Tasks to perform.
1. In the passage on the McNeil Island water system, to what depth was the test well drilled?
2. Duplicate the McNeil Island water system passage verbatim, everything from "The previous potable" down to "the new system.".

The previous potable water system supplying McNeil Island came from Butterworth Reservoir, a manmade lake held back by a dam that was built in the 1940s. This system required manually turning the treatment system on and off daily to produce clean water. When the Department of Ecology determined the dam was possibly unstable, work began to plan a new water system for the island.

An evaluation was conducted, and a new groundwater source was developed through the means of a well. Drilling for the well began in January 2018. A test well was drilled to 740 feet and pump tests and water quality tests were conducted and determined that it had enough capacity to support the new system.

After the well was drilled, design and approvals were obtained through DOH to use the new groundwater source, and a treatment system was designed and approved by DOH to treat for secondary contaminants.

“This is a public health operation that has come to fruition,” said Derek Pell, Regional Manager for Drinking Water at DOH.

The system capacity is 250 gallons per minute and the existing 1-million-gallon reservoir tank built in 2004 is still operational and adequate to run the entire island. Unlike the previous manually operated system, the new system is fully automated with a backup generator for the well pumps and treatment building, as well as the existing fire pump building.

“This new system is leaps and bounds above what’s been on the island for 80 years,” said Clint Pierpoint of KPFF Consulting Engineers. “It should be a great resource for years to come.”

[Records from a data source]
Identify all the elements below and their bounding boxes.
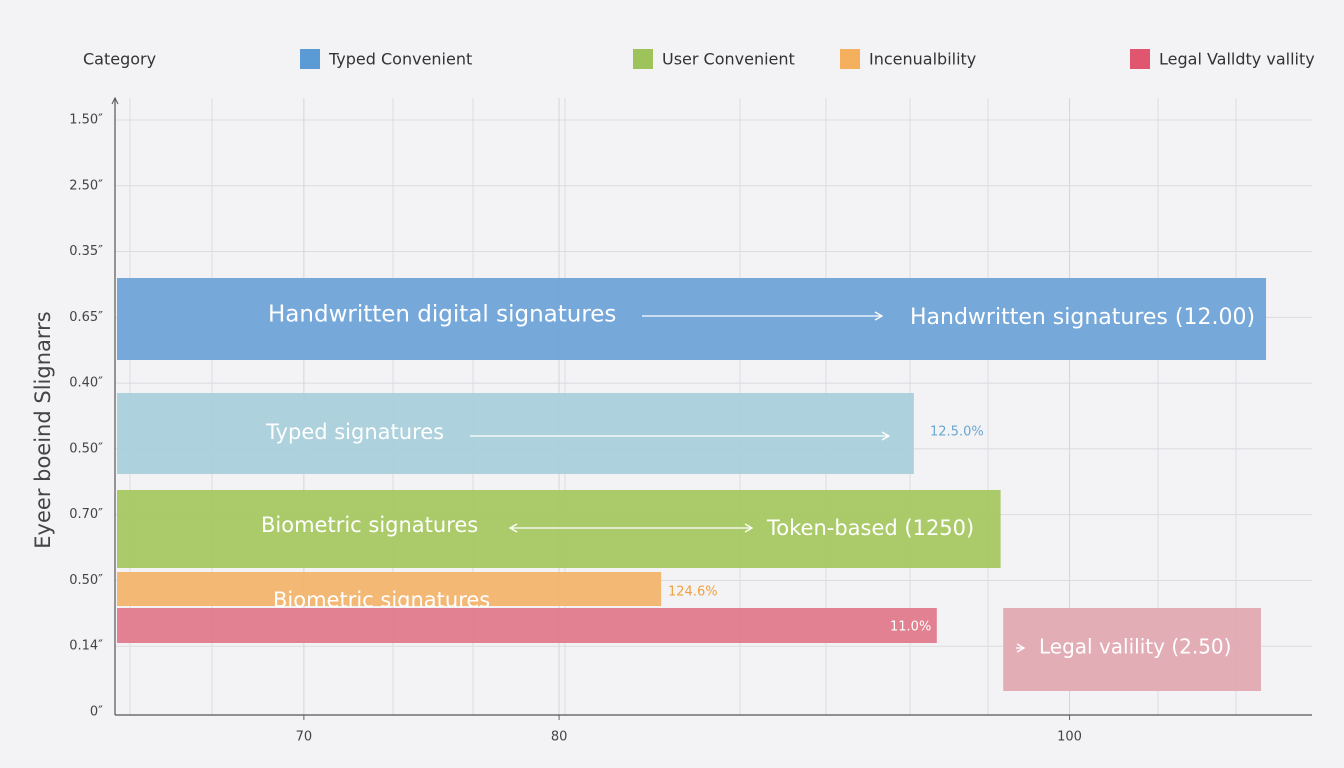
arrow-head	[881, 431, 891, 441]
bar-label: Typed signatures	[265, 420, 444, 444]
legend-swatch	[633, 49, 653, 69]
bar	[1003, 608, 1261, 691]
bar	[117, 278, 1267, 360]
bar-label: Biometric signatures	[261, 513, 478, 537]
legend-title: Category	[83, 50, 156, 69]
bar	[117, 490, 1001, 568]
bar	[117, 608, 937, 643]
y-tick-label: 2.50″	[69, 178, 103, 193]
y-tick-label: 0.65″	[69, 310, 103, 325]
legend-swatch	[1130, 49, 1150, 69]
legend-label: Typed Convenient	[328, 50, 472, 69]
bar-label: Handwritten digital signatures	[268, 302, 616, 328]
x-tick-label: 70	[296, 730, 313, 745]
bar	[117, 572, 662, 606]
bar	[117, 393, 914, 474]
y-tick-label: 0.40″	[69, 376, 103, 391]
y-axis-arrow	[111, 96, 119, 105]
y-tick-label: 0.70″	[69, 507, 103, 522]
bar-label: 124.6%	[668, 585, 718, 600]
arrow-head	[1016, 643, 1026, 653]
y-axis-title: Eyeer boeind Slignarrs	[31, 311, 55, 548]
legend-label: Incenualbility	[869, 50, 976, 69]
y-tick-label: 0.50″	[69, 573, 103, 588]
y-tick-label: 0.14″	[69, 639, 103, 654]
y-tick-label: 0.50″	[69, 441, 103, 456]
y-tick-label: 0.35″	[69, 244, 103, 259]
legend-swatch	[300, 49, 320, 69]
bar-label: Token-based (1250)	[766, 516, 974, 540]
bar-label: Legal valility (2.50)	[1039, 635, 1231, 659]
arrow-head	[744, 523, 754, 533]
bar-label: 12.5.0%	[930, 425, 984, 440]
legend-label: User Convenient	[662, 50, 795, 69]
y-tick-label: 0″	[90, 705, 103, 720]
x-tick-label: 80	[551, 730, 568, 745]
bar-label: 11.0%	[890, 620, 931, 635]
y-tick-label: 1.50″	[69, 113, 103, 128]
bar-label: Handwritten signatures (12.00)	[910, 305, 1255, 330]
arrow-head	[508, 523, 518, 533]
legend-label: Legal Valldty vallity	[1159, 50, 1315, 69]
legend-swatch	[840, 49, 860, 69]
x-tick-label: 100	[1057, 730, 1082, 745]
arrow-head	[874, 311, 884, 321]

Replies.
1. 740 feet

2.
The previous potable water system supplying McNeil Island came from Butterworth Reservoir, a manmade lake held back by a dam that was built in the 1940s. This system required manually turning the treatment system on and off daily to produce clean water. When the Department of Ecology determined the dam was possibly unstable, work began to plan a new water system for the island.

An evaluation was conducted, and a new groundwater source was developed through the means of a well. Drilling for the well began in January 2018. A test well was drilled to 740 feet and pump tests and water quality tests were conducted and determined that it had enough capacity to support the new system.